/---

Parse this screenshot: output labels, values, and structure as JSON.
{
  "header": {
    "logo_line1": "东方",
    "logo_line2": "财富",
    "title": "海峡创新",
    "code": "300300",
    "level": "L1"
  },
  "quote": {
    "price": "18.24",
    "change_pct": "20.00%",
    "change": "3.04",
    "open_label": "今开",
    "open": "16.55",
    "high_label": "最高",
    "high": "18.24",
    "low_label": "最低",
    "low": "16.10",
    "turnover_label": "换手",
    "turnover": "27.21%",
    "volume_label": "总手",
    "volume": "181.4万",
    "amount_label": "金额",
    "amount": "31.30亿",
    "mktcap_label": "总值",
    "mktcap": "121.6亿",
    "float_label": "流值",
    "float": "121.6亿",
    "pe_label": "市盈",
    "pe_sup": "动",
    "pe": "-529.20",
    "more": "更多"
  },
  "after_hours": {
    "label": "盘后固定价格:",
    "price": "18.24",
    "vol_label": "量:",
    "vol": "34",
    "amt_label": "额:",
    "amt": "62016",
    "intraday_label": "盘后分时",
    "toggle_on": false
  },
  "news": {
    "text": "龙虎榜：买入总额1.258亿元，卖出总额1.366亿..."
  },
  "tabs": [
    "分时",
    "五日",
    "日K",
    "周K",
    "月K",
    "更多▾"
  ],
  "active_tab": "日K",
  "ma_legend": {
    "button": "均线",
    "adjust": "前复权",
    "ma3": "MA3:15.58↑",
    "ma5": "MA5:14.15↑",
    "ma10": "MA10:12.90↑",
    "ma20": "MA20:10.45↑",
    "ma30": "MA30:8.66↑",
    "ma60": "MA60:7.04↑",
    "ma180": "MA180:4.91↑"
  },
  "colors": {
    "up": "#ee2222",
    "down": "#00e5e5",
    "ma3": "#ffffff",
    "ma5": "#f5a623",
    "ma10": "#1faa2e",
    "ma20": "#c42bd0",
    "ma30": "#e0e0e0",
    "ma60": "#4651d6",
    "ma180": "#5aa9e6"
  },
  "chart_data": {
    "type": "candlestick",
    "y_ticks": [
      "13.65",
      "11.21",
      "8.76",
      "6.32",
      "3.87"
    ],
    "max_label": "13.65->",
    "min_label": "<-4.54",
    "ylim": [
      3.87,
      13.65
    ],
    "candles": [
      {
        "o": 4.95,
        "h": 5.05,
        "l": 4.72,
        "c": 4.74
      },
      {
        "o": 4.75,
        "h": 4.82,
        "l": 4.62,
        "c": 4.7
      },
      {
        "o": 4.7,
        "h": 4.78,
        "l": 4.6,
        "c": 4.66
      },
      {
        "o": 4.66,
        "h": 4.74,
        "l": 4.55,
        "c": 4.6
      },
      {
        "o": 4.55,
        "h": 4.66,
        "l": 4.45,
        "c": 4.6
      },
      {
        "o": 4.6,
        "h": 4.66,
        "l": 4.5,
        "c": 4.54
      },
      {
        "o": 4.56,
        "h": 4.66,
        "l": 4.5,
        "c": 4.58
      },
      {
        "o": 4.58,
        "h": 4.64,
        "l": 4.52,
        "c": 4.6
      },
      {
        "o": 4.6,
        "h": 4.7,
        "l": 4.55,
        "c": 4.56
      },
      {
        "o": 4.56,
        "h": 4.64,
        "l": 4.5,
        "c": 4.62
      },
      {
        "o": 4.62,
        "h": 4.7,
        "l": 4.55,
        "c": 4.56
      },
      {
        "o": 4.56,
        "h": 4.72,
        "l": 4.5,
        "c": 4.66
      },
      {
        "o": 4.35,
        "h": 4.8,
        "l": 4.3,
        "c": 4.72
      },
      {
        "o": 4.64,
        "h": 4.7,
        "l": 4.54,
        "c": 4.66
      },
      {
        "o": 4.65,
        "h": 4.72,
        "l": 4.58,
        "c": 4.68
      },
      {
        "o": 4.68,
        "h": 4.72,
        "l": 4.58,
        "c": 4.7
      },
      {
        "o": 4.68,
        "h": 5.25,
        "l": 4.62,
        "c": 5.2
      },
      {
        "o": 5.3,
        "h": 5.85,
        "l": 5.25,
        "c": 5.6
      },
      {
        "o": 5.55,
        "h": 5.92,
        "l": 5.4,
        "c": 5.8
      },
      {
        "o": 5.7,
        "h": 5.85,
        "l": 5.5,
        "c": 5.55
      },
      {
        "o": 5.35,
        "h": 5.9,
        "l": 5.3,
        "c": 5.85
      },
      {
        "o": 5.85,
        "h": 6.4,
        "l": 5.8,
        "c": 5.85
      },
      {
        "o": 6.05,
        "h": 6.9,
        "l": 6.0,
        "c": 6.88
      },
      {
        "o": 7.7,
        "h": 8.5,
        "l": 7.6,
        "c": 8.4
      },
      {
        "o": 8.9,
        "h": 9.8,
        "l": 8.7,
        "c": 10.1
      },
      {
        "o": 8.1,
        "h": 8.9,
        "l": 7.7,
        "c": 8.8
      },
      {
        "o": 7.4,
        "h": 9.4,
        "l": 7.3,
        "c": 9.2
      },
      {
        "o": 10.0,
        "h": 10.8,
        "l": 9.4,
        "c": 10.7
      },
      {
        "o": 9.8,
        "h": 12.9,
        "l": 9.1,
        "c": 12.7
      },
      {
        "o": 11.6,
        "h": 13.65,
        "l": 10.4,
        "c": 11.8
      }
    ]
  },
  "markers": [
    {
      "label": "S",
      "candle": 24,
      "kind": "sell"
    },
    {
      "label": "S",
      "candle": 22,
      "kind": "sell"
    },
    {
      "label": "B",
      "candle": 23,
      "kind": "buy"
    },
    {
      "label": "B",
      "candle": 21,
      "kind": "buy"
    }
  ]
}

\---

• Description of the task: All of the entries should be written out again exactly.

• Result of this task:
Parse this screenshot: output labels, values, and structure as JSON.
{
  "header": {
    "logo_line1": "东方",
    "logo_line2": "财富",
    "title": "海峡创新",
    "code": "300300",
    "level": "L1"
  },
  "quote": {
    "price": "18.24",
    "change_pct": "20.00%",
    "change": "3.04",
    "open_label": "今开",
    "open": "16.55",
    "high_label": "最高",
    "high": "18.24",
    "low_label": "最低",
    "low": "16.10",
    "turnover_label": "换手",
    "turnover": "27.21%",
    "volume_label": "总手",
    "volume": "181.4万",
    "amount_label": "金额",
    "amount": "31.30亿",
    "mktcap_label": "总值",
    "mktcap": "121.6亿",
    "float_label": "流值",
    "float": "121.6亿",
    "pe_label": "市盈",
    "pe_sup": "动",
    "pe": "-529.20",
    "more": "更多"
  },
  "after_hours": {
    "label": "盘后固定价格:",
    "price": "18.24",
    "vol_label": "量:",
    "vol": "34",
    "amt_label": "额:",
    "amt": "62016",
    "intraday_label": "盘后分时",
    "toggle_on": false
  },
  "news": {
    "text": "龙虎榜：买入总额1.258亿元，卖出总额1.366亿..."
  },
  "tabs": [
    "分时",
    "五日",
    "日K",
    "周K",
    "月K",
    "更多▾"
  ],
  "active_tab": "日K",
  "ma_legend": {
    "button": "均线",
    "adjust": "前复权",
    "ma3": "MA3:15.58↑",
    "ma5": "MA5:14.15↑",
    "ma10": "MA10:12.90↑",
    "ma20": "MA20:10.45↑",
    "ma30": "MA30:8.66↑",
    "ma60": "MA60:7.04↑",
    "ma180": "MA180:4.91↑"
  },
  "colors": {
    "up": "#ee2222",
    "down": "#00e5e5",
    "ma3": "#ffffff",
    "ma5": "#f5a623",
    "ma10": "#1faa2e",
    "ma20": "#c42bd0",
    "ma30": "#e0e0e0",
    "ma60": "#4651d6",
    "ma180": "#5aa9e6"
  },
  "chart_data": {
    "type": "candlestick",
    "y_ticks": [
      "13.65",
      "11.21",
      "8.76",
      "6.32",
      "3.87"
    ],
    "max_label": "13.65->",
    "min_label": "<-4.54",
    "ylim": [
      3.87,
      13.65
    ],
    "candles": [
      {
        "o": 4.95,
        "h": 5.05,
        "l": 4.72,
        "c": 4.74
      },
      {
        "o": 4.75,
        "h": 4.82,
        "l": 4.62,
        "c": 4.7
      },
      {
        "o": 4.7,
        "h": 4.78,
        "l": 4.6,
        "c": 4.66
      },
      {
        "o": 4.66,
        "h": 4.74,
        "l": 4.55,
        "c": 4.6
      },
      {
        "o": 4.55,
        "h": 4.66,
        "l": 4.45,
        "c": 4.6
      },
      {
        "o": 4.6,
        "h": 4.66,
        "l": 4.5,
        "c": 4.54
      },
      {
        "o": 4.56,
        "h": 4.66,
        "l": 4.5,
        "c": 4.58
      },
      {
        "o": 4.58,
        "h": 4.64,
        "l": 4.52,
        "c": 4.6
      },
      {
        "o": 4.6,
        "h": 4.7,
        "l": 4.55,
        "c": 4.56
      },
      {
        "o": 4.56,
        "h": 4.64,
        "l": 4.5,
        "c": 4.62
      },
      {
        "o": 4.62,
        "h": 4.7,
        "l": 4.55,
        "c": 4.56
      },
      {
        "o": 4.56,
        "h": 4.72,
        "l": 4.5,
        "c": 4.66
      },
      {
        "o": 4.35,
        "h": 4.8,
        "l": 4.3,
        "c": 4.72
      },
      {
        "o": 4.64,
        "h": 4.7,
        "l": 4.54,
        "c": 4.66
      },
      {
        "o": 4.65,
        "h": 4.72,
        "l": 4.58,
        "c": 4.68
      },
      {
        "o": 4.68,
        "h": 4.72,
        "l": 4.58,
        "c": 4.7
      },
      {
        "o": 4.68,
        "h": 5.25,
        "l": 4.62,
        "c": 5.2
      },
      {
        "o": 5.3,
        "h": 5.85,
        "l": 5.25,
        "c": 5.6
      },
      {
        "o": 5.55,
        "h": 5.92,
        "l": 5.4,
        "c": 5.8
      },
      {
        "o": 5.7,
        "h": 5.85,
        "l": 5.5,
        "c": 5.55
      },
      {
        "o": 5.35,
        "h": 5.9,
        "l": 5.3,
        "c": 5.85
      },
      {
        "o": 5.85,
        "h": 6.4,
        "l": 5.8,
        "c": 5.85
      },
      {
        "o": 6.05,
        "h": 6.9,
        "l": 6.0,
        "c": 6.88
      },
      {
        "o": 7.7,
        "h": 8.5,
        "l": 7.6,
        "c": 8.4
      },
      {
        "o": 8.9,
        "h": 9.8,
        "l": 8.7,
        "c": 10.1
      },
      {
        "o": 8.1,
        "h": 8.9,
        "l": 7.7,
        "c": 8.8
      },
      {
        "o": 7.4,
        "h": 9.4,
        "l": 7.3,
        "c": 9.2
      },
      {
        "o": 10.0,
        "h": 10.8,
        "l": 9.4,
        "c": 10.7
      },
      {
        "o": 9.8,
        "h": 12.9,
        "l": 9.1,
        "c": 12.7
      },
      {
        "o": 11.6,
        "h": 13.65,
        "l": 10.4,
        "c": 11.8
      }
    ]
  },
  "markers": [
    {
      "label": "S",
      "candle": 24,
      "kind": "sell"
    },
    {
      "label": "S",
      "candle": 22,
      "kind": "sell"
    },
    {
      "label": "B",
      "candle": 23,
      "kind": "buy"
    },
    {
      "label": "B",
      "candle": 21,
      "kind": "buy"
    }
  ]
}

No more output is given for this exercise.